═══ Given data ═══
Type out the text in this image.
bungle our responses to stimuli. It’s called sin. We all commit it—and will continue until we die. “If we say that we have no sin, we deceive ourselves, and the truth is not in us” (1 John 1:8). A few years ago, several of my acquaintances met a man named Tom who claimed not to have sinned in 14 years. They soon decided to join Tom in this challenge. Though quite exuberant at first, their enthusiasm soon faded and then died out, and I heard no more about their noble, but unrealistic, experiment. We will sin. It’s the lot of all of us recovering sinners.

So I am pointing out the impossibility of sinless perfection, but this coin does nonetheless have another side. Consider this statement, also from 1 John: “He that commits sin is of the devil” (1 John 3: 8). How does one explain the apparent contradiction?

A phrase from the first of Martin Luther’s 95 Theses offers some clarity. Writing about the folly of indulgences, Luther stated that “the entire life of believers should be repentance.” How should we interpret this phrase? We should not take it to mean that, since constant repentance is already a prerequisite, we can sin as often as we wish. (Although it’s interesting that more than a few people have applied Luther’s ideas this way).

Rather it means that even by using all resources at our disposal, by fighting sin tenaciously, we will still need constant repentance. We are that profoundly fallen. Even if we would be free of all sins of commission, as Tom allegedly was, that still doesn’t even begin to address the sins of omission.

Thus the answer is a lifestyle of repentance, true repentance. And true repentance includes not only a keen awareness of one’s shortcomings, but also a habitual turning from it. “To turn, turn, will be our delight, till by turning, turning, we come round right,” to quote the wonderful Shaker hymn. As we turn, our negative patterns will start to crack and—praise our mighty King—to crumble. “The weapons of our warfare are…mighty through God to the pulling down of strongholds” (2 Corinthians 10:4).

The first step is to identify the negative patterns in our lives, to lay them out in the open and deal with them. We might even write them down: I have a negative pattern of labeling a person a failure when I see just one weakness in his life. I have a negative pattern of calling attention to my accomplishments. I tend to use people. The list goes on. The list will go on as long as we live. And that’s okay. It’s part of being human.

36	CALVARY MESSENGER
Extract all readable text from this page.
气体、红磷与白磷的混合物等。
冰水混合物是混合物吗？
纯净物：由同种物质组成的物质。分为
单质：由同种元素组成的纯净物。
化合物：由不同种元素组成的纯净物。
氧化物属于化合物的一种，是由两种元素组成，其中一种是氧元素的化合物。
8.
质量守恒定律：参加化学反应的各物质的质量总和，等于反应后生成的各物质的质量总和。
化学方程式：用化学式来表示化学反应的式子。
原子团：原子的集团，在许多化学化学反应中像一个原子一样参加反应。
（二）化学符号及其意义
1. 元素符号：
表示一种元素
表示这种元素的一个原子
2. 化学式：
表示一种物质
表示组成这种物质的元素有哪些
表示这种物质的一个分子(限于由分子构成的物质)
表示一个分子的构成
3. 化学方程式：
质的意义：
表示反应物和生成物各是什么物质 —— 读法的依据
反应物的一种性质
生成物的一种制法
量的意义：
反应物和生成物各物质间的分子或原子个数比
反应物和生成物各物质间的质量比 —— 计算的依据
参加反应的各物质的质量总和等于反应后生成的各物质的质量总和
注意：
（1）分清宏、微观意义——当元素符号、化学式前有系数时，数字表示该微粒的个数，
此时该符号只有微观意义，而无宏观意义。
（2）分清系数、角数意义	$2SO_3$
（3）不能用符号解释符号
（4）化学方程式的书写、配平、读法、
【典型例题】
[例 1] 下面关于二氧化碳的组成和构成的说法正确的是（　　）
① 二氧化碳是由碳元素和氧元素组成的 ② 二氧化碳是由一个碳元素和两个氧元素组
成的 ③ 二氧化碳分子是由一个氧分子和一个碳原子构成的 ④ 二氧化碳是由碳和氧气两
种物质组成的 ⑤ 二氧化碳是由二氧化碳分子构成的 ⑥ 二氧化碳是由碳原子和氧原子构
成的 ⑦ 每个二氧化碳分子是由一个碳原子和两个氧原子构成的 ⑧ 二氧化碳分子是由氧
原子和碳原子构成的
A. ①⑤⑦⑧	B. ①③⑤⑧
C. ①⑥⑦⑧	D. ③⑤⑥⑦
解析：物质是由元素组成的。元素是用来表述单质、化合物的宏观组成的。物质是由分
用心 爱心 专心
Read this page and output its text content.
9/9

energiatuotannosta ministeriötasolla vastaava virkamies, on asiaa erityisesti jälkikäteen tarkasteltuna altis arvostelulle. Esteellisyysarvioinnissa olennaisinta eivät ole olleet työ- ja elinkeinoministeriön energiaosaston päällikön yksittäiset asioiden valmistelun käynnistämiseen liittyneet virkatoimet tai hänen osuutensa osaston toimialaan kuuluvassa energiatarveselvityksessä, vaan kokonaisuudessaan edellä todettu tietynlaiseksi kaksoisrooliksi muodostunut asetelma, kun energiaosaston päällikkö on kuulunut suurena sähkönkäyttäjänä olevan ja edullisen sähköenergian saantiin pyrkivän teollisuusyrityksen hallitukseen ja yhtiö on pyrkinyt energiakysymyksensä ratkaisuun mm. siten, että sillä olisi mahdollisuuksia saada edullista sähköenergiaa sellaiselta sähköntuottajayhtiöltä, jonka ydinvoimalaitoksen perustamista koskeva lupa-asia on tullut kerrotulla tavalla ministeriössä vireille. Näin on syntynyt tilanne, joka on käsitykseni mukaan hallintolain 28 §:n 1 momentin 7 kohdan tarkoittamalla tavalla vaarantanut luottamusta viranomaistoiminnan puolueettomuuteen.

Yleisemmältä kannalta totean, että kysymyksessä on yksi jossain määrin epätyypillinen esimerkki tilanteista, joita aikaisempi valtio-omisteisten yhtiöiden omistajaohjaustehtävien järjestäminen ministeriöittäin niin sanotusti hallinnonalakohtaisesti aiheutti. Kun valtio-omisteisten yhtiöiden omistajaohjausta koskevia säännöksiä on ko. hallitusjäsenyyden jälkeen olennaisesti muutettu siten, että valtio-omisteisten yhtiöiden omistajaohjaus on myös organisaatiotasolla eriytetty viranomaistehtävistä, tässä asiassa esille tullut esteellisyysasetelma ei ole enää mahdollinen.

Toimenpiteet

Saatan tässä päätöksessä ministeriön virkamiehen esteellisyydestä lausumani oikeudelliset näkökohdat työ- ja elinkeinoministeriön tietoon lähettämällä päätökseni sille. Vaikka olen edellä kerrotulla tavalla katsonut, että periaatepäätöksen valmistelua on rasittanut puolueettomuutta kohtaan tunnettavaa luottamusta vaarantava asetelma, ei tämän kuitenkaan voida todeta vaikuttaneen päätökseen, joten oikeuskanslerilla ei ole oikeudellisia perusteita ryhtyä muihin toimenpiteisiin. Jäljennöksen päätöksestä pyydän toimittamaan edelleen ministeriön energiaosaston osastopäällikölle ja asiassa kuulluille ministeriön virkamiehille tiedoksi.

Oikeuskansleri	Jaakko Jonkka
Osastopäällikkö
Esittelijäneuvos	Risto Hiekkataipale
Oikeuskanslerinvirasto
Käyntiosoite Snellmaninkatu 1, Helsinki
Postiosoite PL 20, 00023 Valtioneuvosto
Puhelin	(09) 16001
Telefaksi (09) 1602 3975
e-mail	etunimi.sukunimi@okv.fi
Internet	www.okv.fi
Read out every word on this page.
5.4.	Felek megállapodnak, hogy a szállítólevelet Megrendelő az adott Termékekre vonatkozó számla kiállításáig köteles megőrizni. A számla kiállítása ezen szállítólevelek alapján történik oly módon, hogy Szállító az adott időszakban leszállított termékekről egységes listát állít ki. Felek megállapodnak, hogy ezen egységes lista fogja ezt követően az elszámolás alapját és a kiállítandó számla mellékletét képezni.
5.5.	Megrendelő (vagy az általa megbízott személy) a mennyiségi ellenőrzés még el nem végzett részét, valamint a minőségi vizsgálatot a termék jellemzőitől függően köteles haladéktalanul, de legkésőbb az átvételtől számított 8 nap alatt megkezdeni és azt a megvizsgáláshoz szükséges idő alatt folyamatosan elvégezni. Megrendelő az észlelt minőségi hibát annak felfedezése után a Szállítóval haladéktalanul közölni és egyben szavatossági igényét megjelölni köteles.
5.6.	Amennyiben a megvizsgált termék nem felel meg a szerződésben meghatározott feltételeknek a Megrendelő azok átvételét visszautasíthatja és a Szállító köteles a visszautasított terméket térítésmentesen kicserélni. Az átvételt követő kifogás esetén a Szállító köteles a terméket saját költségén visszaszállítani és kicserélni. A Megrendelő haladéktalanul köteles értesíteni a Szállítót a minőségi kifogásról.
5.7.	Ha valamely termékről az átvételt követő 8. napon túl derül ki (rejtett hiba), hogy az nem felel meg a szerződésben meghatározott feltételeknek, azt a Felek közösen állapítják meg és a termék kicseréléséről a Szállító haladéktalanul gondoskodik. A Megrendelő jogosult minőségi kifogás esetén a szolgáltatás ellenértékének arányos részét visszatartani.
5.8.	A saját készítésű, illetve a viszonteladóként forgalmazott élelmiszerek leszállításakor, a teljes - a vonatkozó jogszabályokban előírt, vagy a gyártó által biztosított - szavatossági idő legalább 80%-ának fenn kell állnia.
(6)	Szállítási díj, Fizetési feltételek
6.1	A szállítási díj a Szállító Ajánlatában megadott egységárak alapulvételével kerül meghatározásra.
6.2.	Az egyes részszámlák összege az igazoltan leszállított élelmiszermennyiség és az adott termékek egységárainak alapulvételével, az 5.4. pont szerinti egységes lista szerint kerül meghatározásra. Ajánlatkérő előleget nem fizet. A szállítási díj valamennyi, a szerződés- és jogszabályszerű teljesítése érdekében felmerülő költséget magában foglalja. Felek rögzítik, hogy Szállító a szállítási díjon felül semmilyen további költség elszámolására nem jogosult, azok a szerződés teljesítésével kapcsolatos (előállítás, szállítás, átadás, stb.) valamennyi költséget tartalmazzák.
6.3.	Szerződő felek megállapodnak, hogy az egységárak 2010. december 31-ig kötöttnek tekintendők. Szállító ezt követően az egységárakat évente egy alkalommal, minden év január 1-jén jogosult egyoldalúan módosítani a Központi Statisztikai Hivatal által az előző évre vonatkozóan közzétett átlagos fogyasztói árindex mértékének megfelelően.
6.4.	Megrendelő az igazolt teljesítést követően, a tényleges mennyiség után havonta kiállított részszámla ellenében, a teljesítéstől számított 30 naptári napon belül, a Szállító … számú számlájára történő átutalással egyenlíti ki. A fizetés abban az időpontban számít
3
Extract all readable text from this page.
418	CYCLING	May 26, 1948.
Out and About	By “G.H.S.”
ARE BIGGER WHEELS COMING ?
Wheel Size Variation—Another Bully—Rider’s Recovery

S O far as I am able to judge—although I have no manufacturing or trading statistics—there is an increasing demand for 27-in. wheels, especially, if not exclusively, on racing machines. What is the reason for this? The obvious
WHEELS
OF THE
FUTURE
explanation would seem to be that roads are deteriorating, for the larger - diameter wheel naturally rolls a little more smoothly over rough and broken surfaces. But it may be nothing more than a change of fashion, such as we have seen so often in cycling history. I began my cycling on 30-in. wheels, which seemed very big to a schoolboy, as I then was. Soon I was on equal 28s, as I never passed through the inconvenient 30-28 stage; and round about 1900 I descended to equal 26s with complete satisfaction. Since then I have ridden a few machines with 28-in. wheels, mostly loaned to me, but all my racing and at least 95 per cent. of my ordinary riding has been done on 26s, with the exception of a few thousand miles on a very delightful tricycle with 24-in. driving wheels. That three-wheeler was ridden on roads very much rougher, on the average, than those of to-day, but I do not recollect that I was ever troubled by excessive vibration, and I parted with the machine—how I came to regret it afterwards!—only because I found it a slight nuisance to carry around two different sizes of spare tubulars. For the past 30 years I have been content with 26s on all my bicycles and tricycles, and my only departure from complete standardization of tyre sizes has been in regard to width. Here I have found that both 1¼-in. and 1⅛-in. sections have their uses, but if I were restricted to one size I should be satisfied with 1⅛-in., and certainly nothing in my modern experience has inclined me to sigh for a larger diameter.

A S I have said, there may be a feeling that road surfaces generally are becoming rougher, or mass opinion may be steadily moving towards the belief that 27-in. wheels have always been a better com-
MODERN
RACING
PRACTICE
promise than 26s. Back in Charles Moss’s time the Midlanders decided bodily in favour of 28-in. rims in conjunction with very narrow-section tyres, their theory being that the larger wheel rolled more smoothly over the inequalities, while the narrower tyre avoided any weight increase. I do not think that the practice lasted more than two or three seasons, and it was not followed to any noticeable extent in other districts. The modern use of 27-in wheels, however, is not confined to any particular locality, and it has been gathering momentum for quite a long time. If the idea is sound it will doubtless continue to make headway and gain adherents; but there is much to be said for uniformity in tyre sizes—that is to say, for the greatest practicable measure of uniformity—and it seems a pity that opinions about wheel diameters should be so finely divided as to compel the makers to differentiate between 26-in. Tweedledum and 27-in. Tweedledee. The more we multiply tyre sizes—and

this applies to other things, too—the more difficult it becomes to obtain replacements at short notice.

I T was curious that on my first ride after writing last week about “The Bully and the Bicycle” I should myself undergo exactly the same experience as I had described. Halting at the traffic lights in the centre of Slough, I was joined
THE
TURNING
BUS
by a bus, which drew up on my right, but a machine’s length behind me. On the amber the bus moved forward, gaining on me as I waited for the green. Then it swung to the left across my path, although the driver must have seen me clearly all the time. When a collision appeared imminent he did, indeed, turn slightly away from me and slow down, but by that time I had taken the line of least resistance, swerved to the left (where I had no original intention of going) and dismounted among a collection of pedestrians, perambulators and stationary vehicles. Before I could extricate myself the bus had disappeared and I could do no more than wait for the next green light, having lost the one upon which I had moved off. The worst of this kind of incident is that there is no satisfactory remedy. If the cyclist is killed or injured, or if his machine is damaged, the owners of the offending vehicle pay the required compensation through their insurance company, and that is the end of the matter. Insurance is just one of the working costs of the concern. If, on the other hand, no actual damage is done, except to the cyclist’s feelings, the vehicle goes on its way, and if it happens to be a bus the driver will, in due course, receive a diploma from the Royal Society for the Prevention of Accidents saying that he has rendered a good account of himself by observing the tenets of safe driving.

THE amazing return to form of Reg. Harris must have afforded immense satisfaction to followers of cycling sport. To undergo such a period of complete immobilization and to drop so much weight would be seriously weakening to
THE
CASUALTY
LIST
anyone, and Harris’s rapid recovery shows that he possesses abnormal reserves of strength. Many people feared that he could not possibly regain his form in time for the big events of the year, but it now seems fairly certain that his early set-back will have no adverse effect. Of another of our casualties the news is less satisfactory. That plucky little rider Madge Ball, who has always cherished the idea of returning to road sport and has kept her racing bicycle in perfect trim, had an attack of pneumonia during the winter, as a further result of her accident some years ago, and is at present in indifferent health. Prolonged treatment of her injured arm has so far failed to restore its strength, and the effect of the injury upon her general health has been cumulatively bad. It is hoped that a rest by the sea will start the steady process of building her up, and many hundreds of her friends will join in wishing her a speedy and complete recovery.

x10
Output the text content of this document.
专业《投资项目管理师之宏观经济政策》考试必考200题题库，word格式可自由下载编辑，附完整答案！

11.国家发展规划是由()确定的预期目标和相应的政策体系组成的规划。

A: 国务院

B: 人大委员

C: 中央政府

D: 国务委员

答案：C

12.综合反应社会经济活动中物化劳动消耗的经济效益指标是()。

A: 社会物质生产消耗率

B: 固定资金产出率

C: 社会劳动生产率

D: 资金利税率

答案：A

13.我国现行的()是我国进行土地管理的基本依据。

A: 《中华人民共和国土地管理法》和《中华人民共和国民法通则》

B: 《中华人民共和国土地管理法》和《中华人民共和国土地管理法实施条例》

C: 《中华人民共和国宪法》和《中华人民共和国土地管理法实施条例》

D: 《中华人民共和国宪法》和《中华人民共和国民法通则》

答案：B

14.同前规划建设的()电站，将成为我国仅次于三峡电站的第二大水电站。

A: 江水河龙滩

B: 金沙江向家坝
═══
**Stated exercise**
Reproduce every line of the listing above in which the string "people" appears.

**Solution for this task**
A phrase from the first of Martin Luther’s 95 Theses offers some clarity. Writing about the folly of indulgences, Luther stated that “the entire life of believers should be repentance.” How should we interpret this phrase? We should not take it to mean that, since constant repentance is already a prerequisite, we can sin as often as we wish. (Although it’s interesting that more than a few people have applied Luther’s ideas this way).
The first step is to identify the negative patterns in our lives, to lay them out in the open and deal with them. We might even write them down: I have a negative pattern of labeling a person a failure when I see just one weakness in his life. I have a negative pattern of calling attention to my accomplishments. I tend to use people. The list goes on. The list will go on as long as we live. And that’s okay. It’s part of being human.
anyone, and Harris’s rapid recovery shows that he possesses abnormal reserves of strength. Many people feared that he could not possibly regain his form in time for the big events of the year, but it now seems fairly certain that his early set-back will have no adverse effect. Of another of our casualties the news is less satisfactory. That plucky little rider Madge Ball, who has always cherished the idea of returning to road sport and has kept her racing bicycle in perfect trim, had an attack of pneumonia during the winter, as a further result of her accident some years ago, and is at present in indifferent health. Prolonged treatment of her injured arm has so far failed to restore its strength, and the effect of the injury upon her general health has been cumulatively bad. It is hoped that a rest by the sea will start the steady process of building her up, and many hundreds of her friends will join in wishing her a speedy and complete recovery.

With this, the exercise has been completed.